*Extracted entries*:

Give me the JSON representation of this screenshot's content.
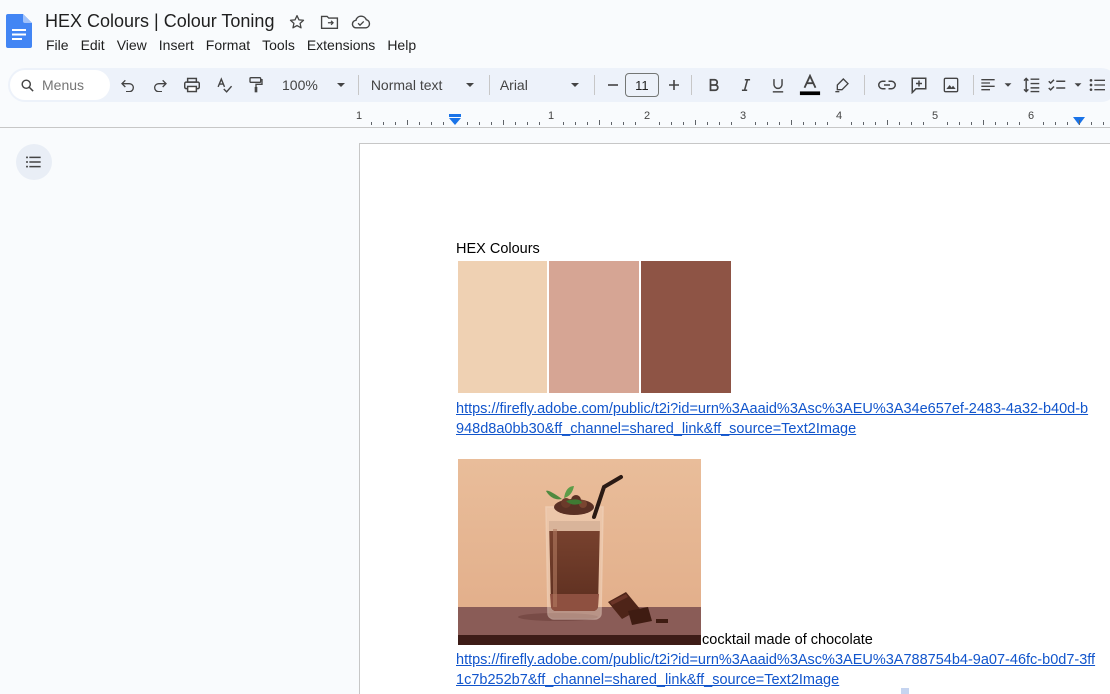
{
  "document": {
    "title": "HEX Colours | Colour Toning"
  },
  "menu": [
    "File",
    "Edit",
    "View",
    "Insert",
    "Format",
    "Tools",
    "Extensions",
    "Help"
  ],
  "toolbar": {
    "search_placeholder": "Menus",
    "zoom": "100%",
    "style": "Normal text",
    "font": "Arial",
    "font_size": "11"
  },
  "ruler": {
    "labels": [
      "1",
      "1",
      "2",
      "3",
      "4",
      "5",
      "6"
    ]
  },
  "content": {
    "heading": "HEX Colours",
    "swatches": [
      "#efd1b3",
      "#d6a594",
      "#8e5445"
    ],
    "link1": "https://firefly.adobe.com/public/t2i?id=urn%3Aaaid%3Asc%3AEU%3A34e657ef-2483-4a32-b40d-b948d8a0bb30&ff_channel=shared_link&ff_source=Text2Image",
    "caption": "cocktail made of chocolate",
    "link2": "https://firefly.adobe.com/public/t2i?id=urn%3Aaaid%3Asc%3AEU%3A788754b4-9a07-46fc-b0d7-3ff1c7b252b7&ff_channel=shared_link&ff_source=Text2Image"
  },
  "colors": {
    "accent": "#1a73e8",
    "link": "#1155cc",
    "toolbar_bg": "#edf2fa"
  }
}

*Your goal*: Every record above should be transcribed exactly; the pictures stay out of the copy.

*Expected answer*:
Give me the JSON representation of this screenshot's content.
{
  "document": {
    "title": "HEX Colours | Colour Toning"
  },
  "menu": [
    "File",
    "Edit",
    "View",
    "Insert",
    "Format",
    "Tools",
    "Extensions",
    "Help"
  ],
  "toolbar": {
    "search_placeholder": "Menus",
    "zoom": "100%",
    "style": "Normal text",
    "font": "Arial",
    "font_size": "11"
  },
  "ruler": {
    "labels": [
      "1",
      "1",
      "2",
      "3",
      "4",
      "5",
      "6"
    ]
  },
  "content": {
    "heading": "HEX Colours",
    "swatches": [
      "#efd1b3",
      "#d6a594",
      "#8e5445"
    ],
    "link1": "https://firefly.adobe.com/public/t2i?id=urn%3Aaaid%3Asc%3AEU%3A34e657ef-2483-4a32-b40d-b948d8a0bb30&ff_channel=shared_link&ff_source=Text2Image",
    "caption": "cocktail made of chocolate",
    "link2": "https://firefly.adobe.com/public/t2i?id=urn%3Aaaid%3Asc%3AEU%3A788754b4-9a07-46fc-b0d7-3ff1c7b252b7&ff_channel=shared_link&ff_source=Text2Image"
  },
  "colors": {
    "accent": "#1a73e8",
    "link": "#1155cc",
    "toolbar_bg": "#edf2fa"
  }
}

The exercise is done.